>> START SOURCE MATERIAL

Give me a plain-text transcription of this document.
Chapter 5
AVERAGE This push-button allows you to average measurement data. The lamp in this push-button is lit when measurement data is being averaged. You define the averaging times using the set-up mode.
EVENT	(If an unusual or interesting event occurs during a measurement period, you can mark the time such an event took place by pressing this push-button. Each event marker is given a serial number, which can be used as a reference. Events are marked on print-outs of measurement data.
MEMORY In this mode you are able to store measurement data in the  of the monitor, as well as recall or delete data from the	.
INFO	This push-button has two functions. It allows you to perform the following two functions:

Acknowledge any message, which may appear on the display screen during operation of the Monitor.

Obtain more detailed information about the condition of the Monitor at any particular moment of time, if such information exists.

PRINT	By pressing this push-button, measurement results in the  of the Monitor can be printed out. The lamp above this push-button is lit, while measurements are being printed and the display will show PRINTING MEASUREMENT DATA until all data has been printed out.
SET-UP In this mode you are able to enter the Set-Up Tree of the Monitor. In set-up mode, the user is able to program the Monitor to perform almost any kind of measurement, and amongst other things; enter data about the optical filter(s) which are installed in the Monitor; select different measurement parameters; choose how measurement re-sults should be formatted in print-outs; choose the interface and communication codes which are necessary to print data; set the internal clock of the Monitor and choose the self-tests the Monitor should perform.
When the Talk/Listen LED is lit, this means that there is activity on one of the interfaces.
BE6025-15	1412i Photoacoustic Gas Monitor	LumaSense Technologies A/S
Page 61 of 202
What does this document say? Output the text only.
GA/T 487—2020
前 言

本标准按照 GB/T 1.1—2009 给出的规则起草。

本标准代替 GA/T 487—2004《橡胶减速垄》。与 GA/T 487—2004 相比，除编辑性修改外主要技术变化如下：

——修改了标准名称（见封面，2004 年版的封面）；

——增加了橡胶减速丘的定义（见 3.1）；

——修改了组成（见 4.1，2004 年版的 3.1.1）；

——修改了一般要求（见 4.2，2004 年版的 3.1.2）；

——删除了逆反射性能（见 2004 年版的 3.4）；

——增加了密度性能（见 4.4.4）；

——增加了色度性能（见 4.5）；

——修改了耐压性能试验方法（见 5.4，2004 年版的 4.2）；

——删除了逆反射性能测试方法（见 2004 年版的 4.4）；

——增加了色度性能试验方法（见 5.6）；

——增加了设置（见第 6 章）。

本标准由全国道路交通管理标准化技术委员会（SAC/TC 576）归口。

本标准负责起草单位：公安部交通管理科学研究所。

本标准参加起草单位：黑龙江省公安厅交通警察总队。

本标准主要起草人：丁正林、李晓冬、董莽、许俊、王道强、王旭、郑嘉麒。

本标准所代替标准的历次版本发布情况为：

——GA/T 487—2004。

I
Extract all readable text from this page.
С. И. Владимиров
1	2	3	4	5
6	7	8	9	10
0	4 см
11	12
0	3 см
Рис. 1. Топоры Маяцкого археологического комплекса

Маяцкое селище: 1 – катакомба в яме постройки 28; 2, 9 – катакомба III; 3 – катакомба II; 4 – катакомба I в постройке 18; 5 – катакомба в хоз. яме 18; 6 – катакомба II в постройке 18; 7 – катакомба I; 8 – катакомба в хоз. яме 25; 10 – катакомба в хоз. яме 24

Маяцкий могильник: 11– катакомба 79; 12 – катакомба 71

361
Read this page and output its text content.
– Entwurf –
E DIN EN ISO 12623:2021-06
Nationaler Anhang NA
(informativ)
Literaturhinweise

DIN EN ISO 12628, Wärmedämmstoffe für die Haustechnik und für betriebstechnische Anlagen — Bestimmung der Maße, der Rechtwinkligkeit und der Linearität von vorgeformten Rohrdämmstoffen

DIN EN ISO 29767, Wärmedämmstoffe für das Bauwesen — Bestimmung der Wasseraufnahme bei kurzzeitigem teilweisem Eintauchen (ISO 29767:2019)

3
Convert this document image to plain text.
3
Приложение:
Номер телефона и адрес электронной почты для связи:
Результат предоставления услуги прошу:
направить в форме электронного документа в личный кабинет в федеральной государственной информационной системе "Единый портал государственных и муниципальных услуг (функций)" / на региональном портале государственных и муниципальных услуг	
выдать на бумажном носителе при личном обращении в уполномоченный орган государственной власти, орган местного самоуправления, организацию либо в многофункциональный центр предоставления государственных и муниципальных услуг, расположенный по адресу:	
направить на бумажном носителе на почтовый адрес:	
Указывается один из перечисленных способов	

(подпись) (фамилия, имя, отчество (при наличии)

>> END SOURCE MATERIAL

__AIM__.
Return each line of the listing that holds the string "Wärmedämmstoffe".

__RESULT FOR THIS EXERCISE__.
DIN EN ISO 12628, Wärmedämmstoffe für die Haustechnik und für betriebstechnische Anlagen — Bestimmung der Maße, der Rechtwinkligkeit und der Linearität von vorgeformten Rohrdämmstoffen
DIN EN ISO 29767, Wärmedämmstoffe für das Bauwesen — Bestimmung der Wasseraufnahme bei kurzzeitigem teilweisem Eintauchen (ISO 29767:2019)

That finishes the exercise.